Your instructions
Copy every entry word for word, but skip the pictures.

Excerpted data
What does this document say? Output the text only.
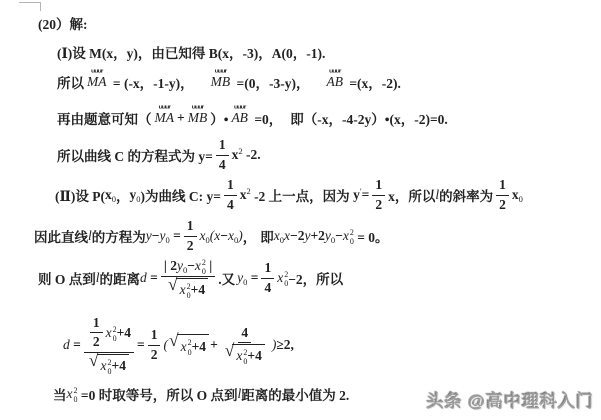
(20）解:
(Ⅰ)设 M(x，y)，由已知得 B(x，-3)，A(0，-1).
所以
uuur
MA = (-x，-1-y)，
uuur
MB =(0，-3-y)，
uuur
AB =(x，-2).
再由题意可知（
uuur
MA +
uuur
MB ）•
uuur
AB =0， 即（-x，-4-2y）•(x，-2)=0.
所以曲线 C 的方程式为 $y= \frac{1}{4}$ x 2 -2.
(Ⅱ)设 P( x 0 ， y 0 )为曲线 C: $y= \frac{1}{4}$ x 2 -2 上一点，因为 y ′ = $\frac{1}{2}$ x，所以 l 的斜率为 $\frac{1}{2}$ x 0
因此直线 l 的方程为 y − y $0 = \frac{1}{2}$ x 0 ( x − x 0 ) ， 即 x 0 x −2 y +2 y 0 − x 2
0 = 0。
则 O 点到 l 的距离 d = | 2 y 0 − x 2
0 |
√ x 2
0 +4 .又 y $0 = \frac{1}{4}$ x 2
0 −2，所以
$d = \frac{1}{2}$ x 2
0 +4
√ x 2
$0 +4 = \frac{1}{2}$ ( √ x 2
0 +4 + 4
√ x 2
0 +4 ) ≥2,
当 x 2
0 =0 时取等号，所以 O 点到 l 距离的最小值为 2.	头条 @高中理科入门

Answer in full
What does this document say? Output the text only.
(20）解:
(Ⅰ)设 M(x，y)，由已知得 B(x，-3)，A(0，-1).
所以
uuur
MA = (-x，-1-y)，
uuur
MB =(0，-3-y)，
uuur
AB =(x，-2).
再由题意可知（
uuur
MA +
uuur
MB ）•
uuur
AB =0， 即（-x，-4-2y）•(x，-2)=0.
所以曲线 C 的方程式为 $y= \frac{1}{4}$ x 2 -2.
(Ⅱ)设 P( x 0 ， y 0 )为曲线 C: $y= \frac{1}{4}$ x 2 -2 上一点，因为 y ′ = $\frac{1}{2}$ x，所以 l 的斜率为 $\frac{1}{2}$ x 0
因此直线 l 的方程为 y − y $0 = \frac{1}{2}$ x 0 ( x − x 0 ) ， 即 x 0 x −2 y +2 y 0 − x 2
0 = 0。
则 O 点到 l 的距离 d = | 2 y 0 − x 2
0 |
√ x 2
0 +4 .又 y $0 = \frac{1}{4}$ x 2
0 −2，所以
$d = \frac{1}{2}$ x 2
0 +4
√ x 2
$0 +4 = \frac{1}{2}$ ( √ x 2
0 +4 + 4
√ x 2
0 +4 ) ≥2,
当 x 2
0 =0 时取等号，所以 O 点到 l 距离的最小值为 2.	头条 @高中理科入门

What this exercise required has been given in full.